● **Work to complete**
Quote the data below in full, minus the images.

● **Material for the task**
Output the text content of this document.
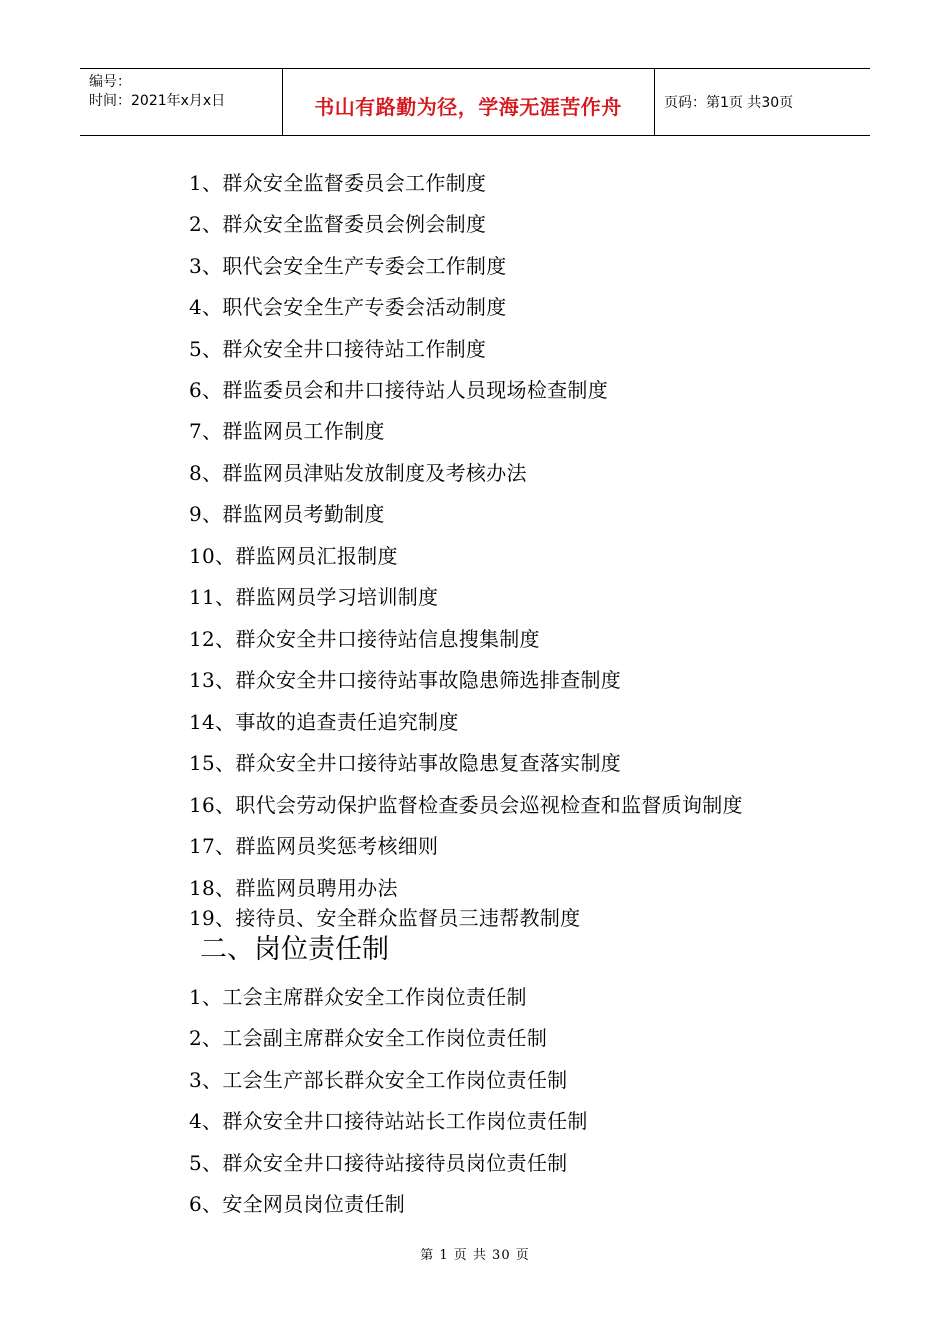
编号：
时间：2021年x月x日	书山有路勤为径，学海无涯苦作舟	页码：第1页 共30页
1、群众安全监督委员会工作制度
2、群众安全监督委员会例会制度
3、职代会安全生产专委会工作制度
4、职代会安全生产专委会活动制度
5、群众安全井口接待站工作制度
6、群监委员会和井口接待站人员现场检查制度
7、群监网员工作制度
8、群监网员津贴发放制度及考核办法
9、群监网员考勤制度
10、群监网员汇报制度
11、群监网员学习培训制度
12、群众安全井口接待站信息搜集制度
13、群众安全井口接待站事故隐患筛选排查制度
14、事故的追查责任追究制度
15、群众安全井口接待站事故隐患复查落实制度
16、职代会劳动保护监督检查委员会巡视检查和监督质询制度
17、群监网员奖惩考核细则
18、群监网员聘用办法
19、接待员、安全群众监督员三违帮教制度
二、岗位责任制
1、工会主席群众安全工作岗位责任制
2、工会副主席群众安全工作岗位责任制
3、工会生产部长群众安全工作岗位责任制
4、群众安全井口接待站站长工作岗位责任制
5、群众安全井口接待站接待员岗位责任制
6、安全网员岗位责任制
第 1 页 共 30 页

● **Response below**
Output the text content of this document.
编号：
时间：2021年x月x日	书山有路勤为径，学海无涯苦作舟	页码：第1页 共30页
1、群众安全监督委员会工作制度
2、群众安全监督委员会例会制度
3、职代会安全生产专委会工作制度
4、职代会安全生产专委会活动制度
5、群众安全井口接待站工作制度
6、群监委员会和井口接待站人员现场检查制度
7、群监网员工作制度
8、群监网员津贴发放制度及考核办法
9、群监网员考勤制度
10、群监网员汇报制度
11、群监网员学习培训制度
12、群众安全井口接待站信息搜集制度
13、群众安全井口接待站事故隐患筛选排查制度
14、事故的追查责任追究制度
15、群众安全井口接待站事故隐患复查落实制度
16、职代会劳动保护监督检查委员会巡视检查和监督质询制度
17、群监网员奖惩考核细则
18、群监网员聘用办法
19、接待员、安全群众监督员三违帮教制度
二、岗位责任制
1、工会主席群众安全工作岗位责任制
2、工会副主席群众安全工作岗位责任制
3、工会生产部长群众安全工作岗位责任制
4、群众安全井口接待站站长工作岗位责任制
5、群众安全井口接待站接待员岗位责任制
6、安全网员岗位责任制
第 1 页 共 30 页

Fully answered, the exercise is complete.